Transcribe all of the records word for word, but omit the pictures.

GIVEN RECORDS:
----------------------------------------

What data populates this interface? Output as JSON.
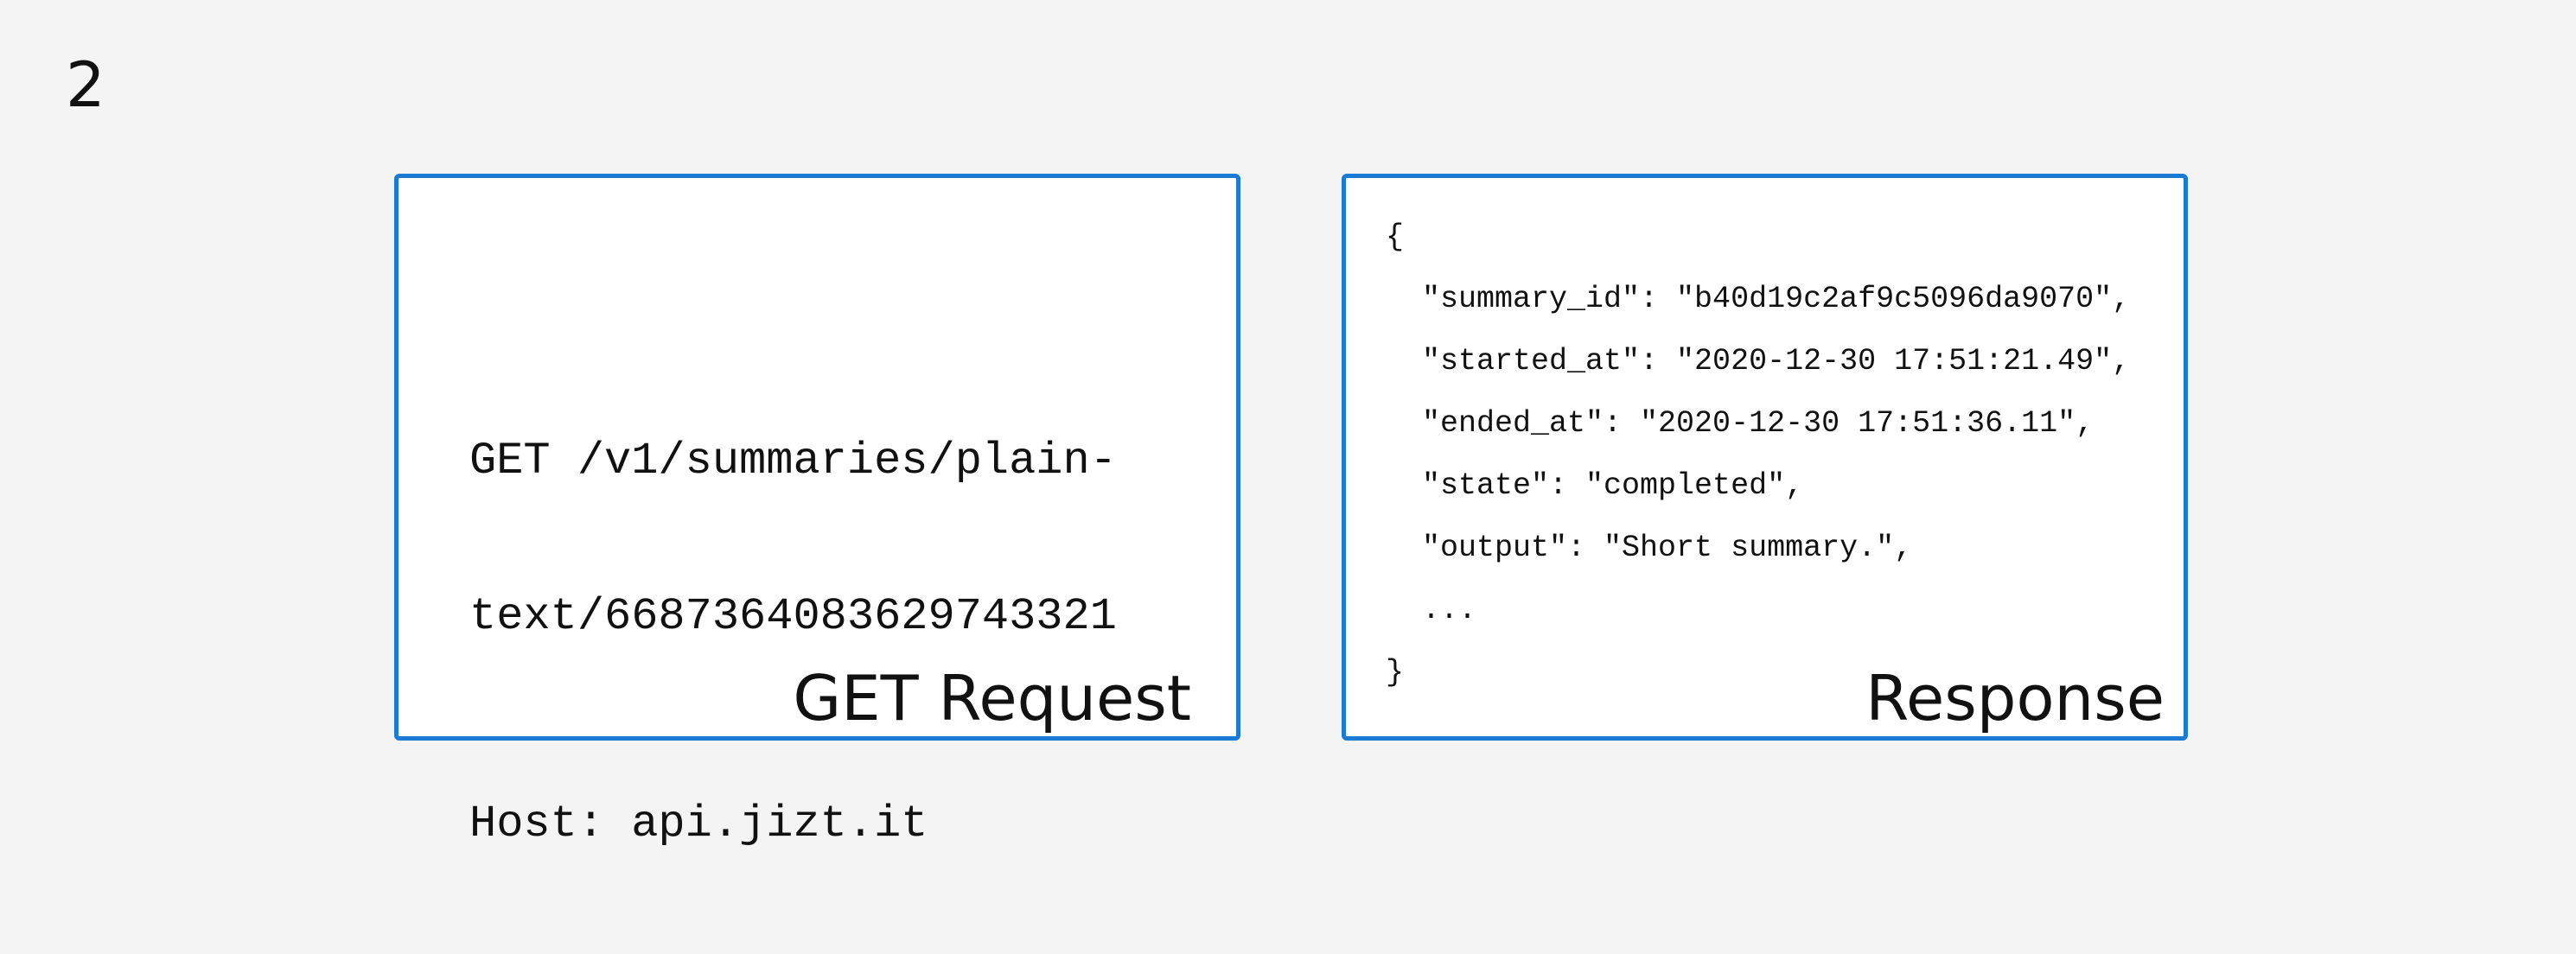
{
  "step_number": "2",
  "request_panel": {
    "lines": [
      "GET /v1/summaries/plain-",
      "text/6687364083629743321"
    ],
    "host": "Host: api.jizt.it",
    "caption": "GET Request"
  },
  "response_panel": {
    "lines": [
      "{",
      "  \"summary_id\": \"b40d19c2af9c5096da9070\",",
      "  \"started_at\": \"2020-12-30 17:51:21.49\",",
      "  \"ended_at\": \"2020-12-30 17:51:36.11\",",
      "  \"state\": \"completed\",",
      "  \"output\": \"Short summary.\",",
      "  ...",
      "}"
    ],
    "caption": "Response"
  },
  "colors": {
    "background": "#f4f4f4",
    "panel_border": "#1a7ad4",
    "panel_fill": "#ffffff",
    "text": "#111111"
  }
}
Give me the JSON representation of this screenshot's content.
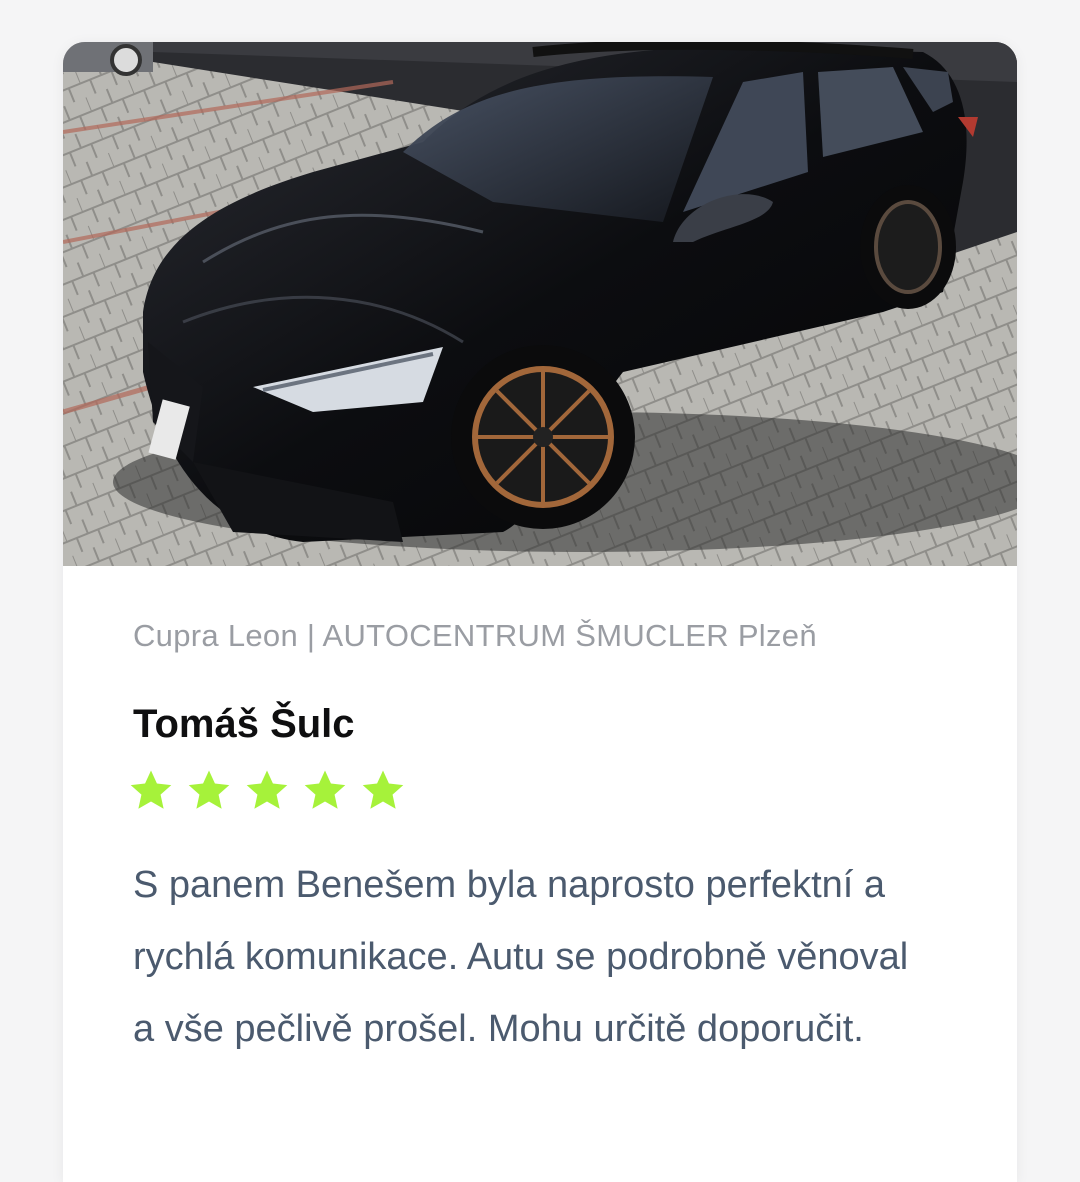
{
  "card": {
    "image": {
      "subject": "black-station-wagon-photo"
    },
    "meta": "Cupra Leon | AUTOCENTRUM ŠMUCLER Plzeň",
    "reviewer_name": "Tomáš Šulc",
    "rating": {
      "value": 5,
      "max": 5,
      "star_color": "#a6f23a"
    },
    "review_text": "S panem Benešem byla naprosto perfektní a rychlá komunikace. Autu se podrobně věnoval a vše pečlivě prošel. Mohu určitě doporučit."
  }
}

----------------------------------------

TASK RESPONSE:
What data populates this interface? Output as JSON.
{
  "step_number": "2",
  "request_panel": {
    "lines": [
      "GET /v1/summaries/plain-",
      "text/6687364083629743321"
    ],
    "host": "Host: api.jizt.it",
    "caption": "GET Request"
  },
  "response_panel": {
    "lines": [
      "{",
      "  \"summary_id\": \"b40d19c2af9c5096da9070\",",
      "  \"started_at\": \"2020-12-30 17:51:21.49\",",
      "  \"ended_at\": \"2020-12-30 17:51:36.11\",",
      "  \"state\": \"completed\",",
      "  \"output\": \"Short summary.\",",
      "  ...",
      "}"
    ],
    "caption": "Response"
  },
  "colors": {
    "background": "#f4f4f4",
    "panel_border": "#1a7ad4",
    "panel_fill": "#ffffff",
    "text": "#111111"
  }
}
Give me the JSON representation of this screenshot's content.
{
  "card": {
    "image": {
      "subject": "black-station-wagon-photo"
    },
    "meta": "Cupra Leon | AUTOCENTRUM ŠMUCLER Plzeň",
    "reviewer_name": "Tomáš Šulc",
    "rating": {
      "value": 5,
      "max": 5,
      "star_color": "#a6f23a"
    },
    "review_text": "S panem Benešem byla naprosto perfektní a rychlá komunikace. Autu se podrobně věnoval a vše pečlivě prošel. Mohu určitě doporučit."
  }
}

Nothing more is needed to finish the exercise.